• [Direction] Each entry below should be returned exactly as is, with the pictures removed.

• [Entries supplied]
BEGIN
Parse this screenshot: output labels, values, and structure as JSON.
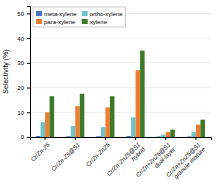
{
  "chart_data": {
    "type": "bar",
    "ylabel": "Selectivity (%)",
    "categories": [
      "Cr/Zn-Z5",
      "Cr/Zn-Z5@S1",
      "Cr/Zn-ZnZ5",
      "Cr/Zn-ZnZ5@S1\nhybrid",
      "Cr/Zn+ZnZ5@S1\ndual-layer",
      "Cr/Zn+ZnZ5@S1\ngranule mixture"
    ],
    "series": [
      {
        "name": "meta-xylene",
        "color": "#4472c4",
        "values": [
          0.4,
          0.3,
          0.3,
          0.4,
          0.2,
          0.2
        ]
      },
      {
        "name": "ortho-xylene",
        "color": "#70c4c8",
        "values": [
          6,
          4.5,
          4,
          8,
          1,
          2
        ]
      },
      {
        "name": "para-xylene",
        "color": "#ed7d31",
        "values": [
          10,
          12.5,
          12,
          27,
          2,
          5
        ]
      },
      {
        "name": "xylene",
        "color": "#3a7a28",
        "values": [
          16.5,
          17.5,
          16.5,
          35,
          3,
          7
        ]
      }
    ],
    "ylim": [
      0,
      53
    ],
    "yticks": [
      0,
      10,
      20,
      30,
      40,
      50
    ],
    "grid": true,
    "legend": "upper-left"
  }
}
END
• [Problem solution]
Parse this screenshot: output labels, values, and structure as JSON.
{
  "chart_data": {
    "type": "bar",
    "ylabel": "Selectivity (%)",
    "categories": [
      "Cr/Zn-Z5",
      "Cr/Zn-Z5@S1",
      "Cr/Zn-ZnZ5",
      "Cr/Zn-ZnZ5@S1\nhybrid",
      "Cr/Zn+ZnZ5@S1\ndual-layer",
      "Cr/Zn+ZnZ5@S1\ngranule mixture"
    ],
    "series": [
      {
        "name": "meta-xylene",
        "color": "#4472c4",
        "values": [
          0.4,
          0.3,
          0.3,
          0.4,
          0.2,
          0.2
        ]
      },
      {
        "name": "ortho-xylene",
        "color": "#70c4c8",
        "values": [
          6,
          4.5,
          4,
          8,
          1,
          2
        ]
      },
      {
        "name": "para-xylene",
        "color": "#ed7d31",
        "values": [
          10,
          12.5,
          12,
          27,
          2,
          5
        ]
      },
      {
        "name": "xylene",
        "color": "#3a7a28",
        "values": [
          16.5,
          17.5,
          16.5,
          35,
          3,
          7
        ]
      }
    ],
    "ylim": [
      0,
      53
    ],
    "yticks": [
      0,
      10,
      20,
      30,
      40,
      50
    ],
    "grid": true,
    "legend": "upper-left"
  }
}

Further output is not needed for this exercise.